## MATERIAL FOR THE TASK
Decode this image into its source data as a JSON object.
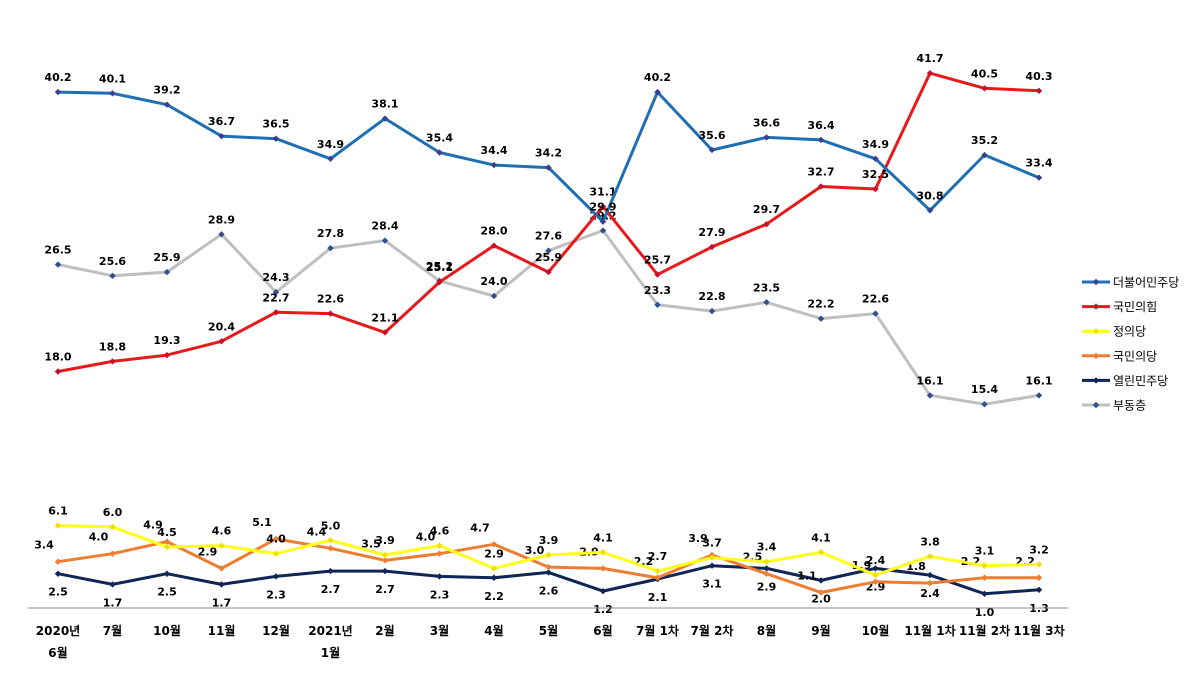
{
  "chart_data": {
    "type": "line",
    "categories": [
      [
        "2020년",
        "6월"
      ],
      [
        "7월"
      ],
      [
        "10월"
      ],
      [
        "11월"
      ],
      [
        "12월"
      ],
      [
        "2021년",
        "1월"
      ],
      [
        "2월"
      ],
      [
        "3월"
      ],
      [
        "4월"
      ],
      [
        "5월"
      ],
      [
        "6월"
      ],
      [
        "7월 1차"
      ],
      [
        "7월 2차"
      ],
      [
        "8월"
      ],
      [
        "9월"
      ],
      [
        "10월"
      ],
      [
        "11월 1차"
      ],
      [
        "11월 2차"
      ],
      [
        "11월 3차"
      ]
    ],
    "series": [
      {
        "name": "더불어민주당",
        "color": "#1f6fb2",
        "marker": "#3a3f8f",
        "values": [
          40.2,
          40.1,
          39.2,
          36.7,
          36.5,
          34.9,
          38.1,
          35.4,
          34.4,
          34.2,
          29.9,
          40.2,
          35.6,
          36.6,
          36.4,
          34.9,
          30.8,
          35.2,
          33.4
        ]
      },
      {
        "name": "국민의힘",
        "color": "#e8191a",
        "marker": "#c8102e",
        "values": [
          18.0,
          18.8,
          19.3,
          20.4,
          22.7,
          22.6,
          21.1,
          25.1,
          28.0,
          25.9,
          31.1,
          25.7,
          27.9,
          29.7,
          32.7,
          32.5,
          41.7,
          40.5,
          40.3
        ]
      },
      {
        "name": "정의당",
        "color": "#ffff1a",
        "marker": "#f0e000",
        "values": [
          6.1,
          6.0,
          4.5,
          4.6,
          4.0,
          5.0,
          3.9,
          4.6,
          2.9,
          3.9,
          4.1,
          2.7,
          3.7,
          3.4,
          4.1,
          2.4,
          3.8,
          3.1,
          3.2
        ]
      },
      {
        "name": "국민의당",
        "color": "#ed7d31",
        "marker": "#ed7d31",
        "values": [
          3.4,
          4.0,
          4.9,
          2.9,
          5.1,
          4.4,
          3.5,
          4.0,
          4.7,
          3.0,
          2.9,
          2.2,
          3.9,
          2.5,
          1.1,
          1.9,
          1.8,
          2.2,
          2.2
        ]
      },
      {
        "name": "열린민주당",
        "color": "#0f2555",
        "marker": "#0f2555",
        "values": [
          2.5,
          1.7,
          2.5,
          1.7,
          2.3,
          2.7,
          2.7,
          2.3,
          2.2,
          2.6,
          1.2,
          2.1,
          3.1,
          2.9,
          2.0,
          2.9,
          2.4,
          1.0,
          1.3
        ]
      },
      {
        "name": "부동층",
        "color": "#bfbfbf",
        "marker": "#2f4f8f",
        "values": [
          26.5,
          25.6,
          25.9,
          28.9,
          24.3,
          27.8,
          28.4,
          25.2,
          24.0,
          27.6,
          29.2,
          23.3,
          22.8,
          23.5,
          22.2,
          22.6,
          16.1,
          15.4,
          16.1
        ]
      }
    ],
    "title": "",
    "xlabel": "",
    "ylabel": "",
    "ylim": [
      0,
      43
    ],
    "grid": false,
    "legend": "right"
  }
}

## WRITTEN TASK
Scan the records above, count the lines with "name" in them, and give only the number.

## THE RESULT
6